Data listing:
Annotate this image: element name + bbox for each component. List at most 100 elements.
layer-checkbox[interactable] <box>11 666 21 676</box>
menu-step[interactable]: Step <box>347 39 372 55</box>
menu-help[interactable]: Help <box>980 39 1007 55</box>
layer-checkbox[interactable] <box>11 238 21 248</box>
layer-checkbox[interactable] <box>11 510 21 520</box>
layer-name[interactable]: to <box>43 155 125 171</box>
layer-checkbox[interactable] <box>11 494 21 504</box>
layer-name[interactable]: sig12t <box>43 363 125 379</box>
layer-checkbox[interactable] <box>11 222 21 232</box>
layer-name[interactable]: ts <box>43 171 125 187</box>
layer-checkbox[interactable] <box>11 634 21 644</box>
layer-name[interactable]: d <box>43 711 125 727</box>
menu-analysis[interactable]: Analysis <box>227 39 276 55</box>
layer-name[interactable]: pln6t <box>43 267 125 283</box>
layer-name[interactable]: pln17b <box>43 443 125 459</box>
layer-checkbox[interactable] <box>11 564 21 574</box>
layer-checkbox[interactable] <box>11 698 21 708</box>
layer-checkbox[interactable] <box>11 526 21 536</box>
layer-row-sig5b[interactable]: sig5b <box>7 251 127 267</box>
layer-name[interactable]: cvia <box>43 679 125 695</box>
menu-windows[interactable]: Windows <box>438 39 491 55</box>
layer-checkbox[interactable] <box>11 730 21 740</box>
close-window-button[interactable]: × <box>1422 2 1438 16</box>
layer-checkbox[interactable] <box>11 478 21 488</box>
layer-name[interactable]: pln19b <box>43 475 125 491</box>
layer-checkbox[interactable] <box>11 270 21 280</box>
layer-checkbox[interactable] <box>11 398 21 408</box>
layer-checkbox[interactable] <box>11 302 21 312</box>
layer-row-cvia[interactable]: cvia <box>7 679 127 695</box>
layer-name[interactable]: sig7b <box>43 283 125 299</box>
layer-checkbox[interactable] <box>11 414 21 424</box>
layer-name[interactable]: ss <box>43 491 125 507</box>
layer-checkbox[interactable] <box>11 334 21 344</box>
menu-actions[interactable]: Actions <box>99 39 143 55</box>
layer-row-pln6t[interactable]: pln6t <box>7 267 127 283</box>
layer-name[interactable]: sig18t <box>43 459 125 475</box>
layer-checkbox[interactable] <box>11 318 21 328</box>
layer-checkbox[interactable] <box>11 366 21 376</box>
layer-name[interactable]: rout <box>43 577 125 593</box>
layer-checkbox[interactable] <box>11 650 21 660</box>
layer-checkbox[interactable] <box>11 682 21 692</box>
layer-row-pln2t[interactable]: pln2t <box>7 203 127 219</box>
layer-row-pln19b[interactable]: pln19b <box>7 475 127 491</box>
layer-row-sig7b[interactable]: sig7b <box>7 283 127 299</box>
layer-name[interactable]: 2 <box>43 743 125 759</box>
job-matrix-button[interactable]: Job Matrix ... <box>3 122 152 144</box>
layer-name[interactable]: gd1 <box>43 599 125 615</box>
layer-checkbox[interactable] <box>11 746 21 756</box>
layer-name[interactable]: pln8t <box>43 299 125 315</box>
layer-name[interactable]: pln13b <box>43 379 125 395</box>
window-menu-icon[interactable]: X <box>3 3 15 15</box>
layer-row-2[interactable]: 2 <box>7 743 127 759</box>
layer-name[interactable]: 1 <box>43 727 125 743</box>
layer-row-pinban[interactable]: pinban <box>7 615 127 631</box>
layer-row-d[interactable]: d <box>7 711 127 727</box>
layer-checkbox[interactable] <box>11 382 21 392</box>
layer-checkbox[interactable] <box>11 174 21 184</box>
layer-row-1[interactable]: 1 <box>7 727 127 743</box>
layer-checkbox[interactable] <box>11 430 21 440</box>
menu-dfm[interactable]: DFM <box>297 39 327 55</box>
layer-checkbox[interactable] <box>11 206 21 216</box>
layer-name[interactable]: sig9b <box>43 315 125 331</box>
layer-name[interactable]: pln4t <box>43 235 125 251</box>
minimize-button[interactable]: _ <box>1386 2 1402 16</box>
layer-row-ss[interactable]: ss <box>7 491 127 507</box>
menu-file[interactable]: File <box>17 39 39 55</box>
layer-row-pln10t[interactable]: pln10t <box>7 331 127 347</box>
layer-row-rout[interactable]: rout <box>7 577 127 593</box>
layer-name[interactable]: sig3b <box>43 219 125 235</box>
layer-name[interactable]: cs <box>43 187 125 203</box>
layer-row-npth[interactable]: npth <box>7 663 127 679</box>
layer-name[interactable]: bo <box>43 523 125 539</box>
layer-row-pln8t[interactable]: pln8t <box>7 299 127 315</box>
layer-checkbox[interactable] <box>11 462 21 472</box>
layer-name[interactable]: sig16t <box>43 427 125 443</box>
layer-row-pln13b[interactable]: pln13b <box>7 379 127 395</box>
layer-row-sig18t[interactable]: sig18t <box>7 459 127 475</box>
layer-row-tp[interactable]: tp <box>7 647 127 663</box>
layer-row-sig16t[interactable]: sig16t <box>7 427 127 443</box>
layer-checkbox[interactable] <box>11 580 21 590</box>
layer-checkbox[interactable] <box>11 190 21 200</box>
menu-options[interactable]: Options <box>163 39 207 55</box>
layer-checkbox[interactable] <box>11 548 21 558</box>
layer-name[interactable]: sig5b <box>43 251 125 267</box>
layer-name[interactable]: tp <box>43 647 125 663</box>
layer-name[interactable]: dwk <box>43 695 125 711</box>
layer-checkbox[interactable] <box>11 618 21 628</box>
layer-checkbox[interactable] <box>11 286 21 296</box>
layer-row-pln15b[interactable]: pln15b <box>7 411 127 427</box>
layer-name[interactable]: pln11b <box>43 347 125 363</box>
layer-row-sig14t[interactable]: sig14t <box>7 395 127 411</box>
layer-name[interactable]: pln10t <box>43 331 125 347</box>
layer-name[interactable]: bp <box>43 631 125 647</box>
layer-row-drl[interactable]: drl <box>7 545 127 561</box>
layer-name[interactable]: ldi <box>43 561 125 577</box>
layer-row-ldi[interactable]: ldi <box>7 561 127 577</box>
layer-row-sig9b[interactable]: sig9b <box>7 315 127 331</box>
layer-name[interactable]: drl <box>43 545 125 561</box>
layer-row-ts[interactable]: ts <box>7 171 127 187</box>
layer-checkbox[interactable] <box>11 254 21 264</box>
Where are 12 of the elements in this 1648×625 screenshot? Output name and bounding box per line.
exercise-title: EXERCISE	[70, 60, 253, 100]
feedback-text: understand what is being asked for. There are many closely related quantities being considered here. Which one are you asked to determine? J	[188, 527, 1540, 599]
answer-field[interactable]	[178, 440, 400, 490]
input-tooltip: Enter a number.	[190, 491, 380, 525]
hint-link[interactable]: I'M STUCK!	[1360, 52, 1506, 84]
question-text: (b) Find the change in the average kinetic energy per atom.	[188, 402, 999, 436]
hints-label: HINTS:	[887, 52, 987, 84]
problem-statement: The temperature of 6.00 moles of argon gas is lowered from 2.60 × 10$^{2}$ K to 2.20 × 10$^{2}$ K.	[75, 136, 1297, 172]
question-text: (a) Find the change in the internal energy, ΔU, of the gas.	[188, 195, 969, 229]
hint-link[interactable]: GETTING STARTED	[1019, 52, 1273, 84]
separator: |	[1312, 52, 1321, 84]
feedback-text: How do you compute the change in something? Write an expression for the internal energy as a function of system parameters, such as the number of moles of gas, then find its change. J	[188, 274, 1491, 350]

TASK DETAILS:
Can you copy every entry in the data listing above exactly, line for line, with nothing changed?

PROBLEM SOLUTION:
Annotate this image: element name + bbox for each component. List at most 100 elements.
layer-checkbox[interactable] <box>11 666 21 676</box>
menu-step[interactable]: Step <box>347 39 372 55</box>
menu-help[interactable]: Help <box>980 39 1007 55</box>
layer-checkbox[interactable] <box>11 238 21 248</box>
layer-checkbox[interactable] <box>11 510 21 520</box>
layer-name[interactable]: to <box>43 155 125 171</box>
layer-checkbox[interactable] <box>11 494 21 504</box>
layer-name[interactable]: sig12t <box>43 363 125 379</box>
layer-checkbox[interactable] <box>11 222 21 232</box>
layer-name[interactable]: ts <box>43 171 125 187</box>
layer-checkbox[interactable] <box>11 634 21 644</box>
layer-name[interactable]: d <box>43 711 125 727</box>
menu-analysis[interactable]: Analysis <box>227 39 276 55</box>
layer-name[interactable]: pln6t <box>43 267 125 283</box>
layer-name[interactable]: pln17b <box>43 443 125 459</box>
layer-checkbox[interactable] <box>11 564 21 574</box>
layer-checkbox[interactable] <box>11 698 21 708</box>
layer-checkbox[interactable] <box>11 526 21 536</box>
layer-row-sig5b[interactable]: sig5b <box>7 251 127 267</box>
layer-name[interactable]: cvia <box>43 679 125 695</box>
menu-windows[interactable]: Windows <box>438 39 491 55</box>
layer-checkbox[interactable] <box>11 730 21 740</box>
close-window-button[interactable]: × <box>1422 2 1438 16</box>
layer-checkbox[interactable] <box>11 478 21 488</box>
layer-name[interactable]: pln19b <box>43 475 125 491</box>
layer-checkbox[interactable] <box>11 270 21 280</box>
layer-checkbox[interactable] <box>11 398 21 408</box>
layer-checkbox[interactable] <box>11 302 21 312</box>
layer-row-cvia[interactable]: cvia <box>7 679 127 695</box>
layer-name[interactable]: sig7b <box>43 283 125 299</box>
layer-checkbox[interactable] <box>11 414 21 424</box>
layer-name[interactable]: ss <box>43 491 125 507</box>
layer-checkbox[interactable] <box>11 334 21 344</box>
menu-actions[interactable]: Actions <box>99 39 143 55</box>
layer-row-pln6t[interactable]: pln6t <box>7 267 127 283</box>
layer-name[interactable]: sig18t <box>43 459 125 475</box>
layer-checkbox[interactable] <box>11 318 21 328</box>
layer-checkbox[interactable] <box>11 366 21 376</box>
layer-name[interactable]: rout <box>43 577 125 593</box>
layer-checkbox[interactable] <box>11 650 21 660</box>
layer-checkbox[interactable] <box>11 682 21 692</box>
layer-row-pln2t[interactable]: pln2t <box>7 203 127 219</box>
layer-row-pln19b[interactable]: pln19b <box>7 475 127 491</box>
layer-row-sig7b[interactable]: sig7b <box>7 283 127 299</box>
layer-name[interactable]: 2 <box>43 743 125 759</box>
job-matrix-button[interactable]: Job Matrix ... <box>3 122 152 144</box>
layer-name[interactable]: gd1 <box>43 599 125 615</box>
layer-checkbox[interactable] <box>11 746 21 756</box>
layer-name[interactable]: pln8t <box>43 299 125 315</box>
layer-name[interactable]: pln13b <box>43 379 125 395</box>
window-menu-icon[interactable]: X <box>3 3 15 15</box>
layer-row-2[interactable]: 2 <box>7 743 127 759</box>
layer-name[interactable]: 1 <box>43 727 125 743</box>
layer-row-pinban[interactable]: pinban <box>7 615 127 631</box>
layer-row-d[interactable]: d <box>7 711 127 727</box>
layer-checkbox[interactable] <box>11 382 21 392</box>
layer-checkbox[interactable] <box>11 174 21 184</box>
layer-row-1[interactable]: 1 <box>7 727 127 743</box>
layer-checkbox[interactable] <box>11 430 21 440</box>
menu-dfm[interactable]: DFM <box>297 39 327 55</box>
layer-checkbox[interactable] <box>11 206 21 216</box>
layer-name[interactable]: sig9b <box>43 315 125 331</box>
layer-name[interactable]: pln4t <box>43 235 125 251</box>
minimize-button[interactable]: _ <box>1386 2 1402 16</box>
layer-row-ss[interactable]: ss <box>7 491 127 507</box>
menu-file[interactable]: File <box>17 39 39 55</box>
layer-row-pln10t[interactable]: pln10t <box>7 331 127 347</box>
layer-row-rout[interactable]: rout <box>7 577 127 593</box>
layer-name[interactable]: sig3b <box>43 219 125 235</box>
layer-name[interactable]: cs <box>43 187 125 203</box>
layer-row-npth[interactable]: npth <box>7 663 127 679</box>
layer-name[interactable]: bo <box>43 523 125 539</box>
layer-row-pln8t[interactable]: pln8t <box>7 299 127 315</box>
layer-checkbox[interactable] <box>11 462 21 472</box>
layer-name[interactable]: sig16t <box>43 427 125 443</box>
layer-row-pln13b[interactable]: pln13b <box>7 379 127 395</box>
layer-row-sig18t[interactable]: sig18t <box>7 459 127 475</box>
layer-row-tp[interactable]: tp <box>7 647 127 663</box>
layer-row-sig16t[interactable]: sig16t <box>7 427 127 443</box>
layer-checkbox[interactable] <box>11 580 21 590</box>
layer-checkbox[interactable] <box>11 190 21 200</box>
menu-options[interactable]: Options <box>163 39 207 55</box>
layer-checkbox[interactable] <box>11 548 21 558</box>
layer-name[interactable]: sig5b <box>43 251 125 267</box>
layer-name[interactable]: tp <box>43 647 125 663</box>
layer-name[interactable]: dwk <box>43 695 125 711</box>
layer-checkbox[interactable] <box>11 618 21 628</box>
layer-checkbox[interactable] <box>11 286 21 296</box>
layer-row-pln15b[interactable]: pln15b <box>7 411 127 427</box>
layer-name[interactable]: pln11b <box>43 347 125 363</box>
layer-row-sig14t[interactable]: sig14t <box>7 395 127 411</box>
layer-name[interactable]: pln10t <box>43 331 125 347</box>
layer-name[interactable]: bp <box>43 631 125 647</box>
layer-row-drl[interactable]: drl <box>7 545 127 561</box>
layer-name[interactable]: ldi <box>43 561 125 577</box>
layer-row-ldi[interactable]: ldi <box>7 561 127 577</box>
layer-row-sig9b[interactable]: sig9b <box>7 315 127 331</box>
layer-name[interactable]: drl <box>43 545 125 561</box>
layer-row-ts[interactable]: ts <box>7 171 127 187</box>
layer-checkbox[interactable] <box>11 254 21 264</box>
Where are 12 of the elements in this 1648×625 screenshot? Output name and bounding box per line.
exercise-title: EXERCISE	[70, 60, 253, 100]
feedback-text: understand what is being asked for. There are many closely related quantities being considered here. Which one are you asked to determine? J	[188, 527, 1540, 599]
answer-field[interactable]	[178, 440, 400, 490]
input-tooltip: Enter a number.	[190, 491, 380, 525]
hint-link[interactable]: I'M STUCK!	[1360, 52, 1506, 84]
question-text: (b) Find the change in the average kinetic energy per atom.	[188, 402, 999, 436]
hints-label: HINTS:	[887, 52, 987, 84]
problem-statement: The temperature of 6.00 moles of argon gas is lowered from 2.60 × 10$^{2}$ K to 2.20 × 10$^{2}$ K.	[75, 136, 1297, 172]
question-text: (a) Find the change in the internal energy, ΔU, of the gas.	[188, 195, 969, 229]
hint-link[interactable]: GETTING STARTED	[1019, 52, 1273, 84]
separator: |	[1312, 52, 1321, 84]
feedback-text: How do you compute the change in something? Write an expression for the internal energy as a function of system parameters, such as the number of moles of gas, then find its change. J	[188, 274, 1491, 350]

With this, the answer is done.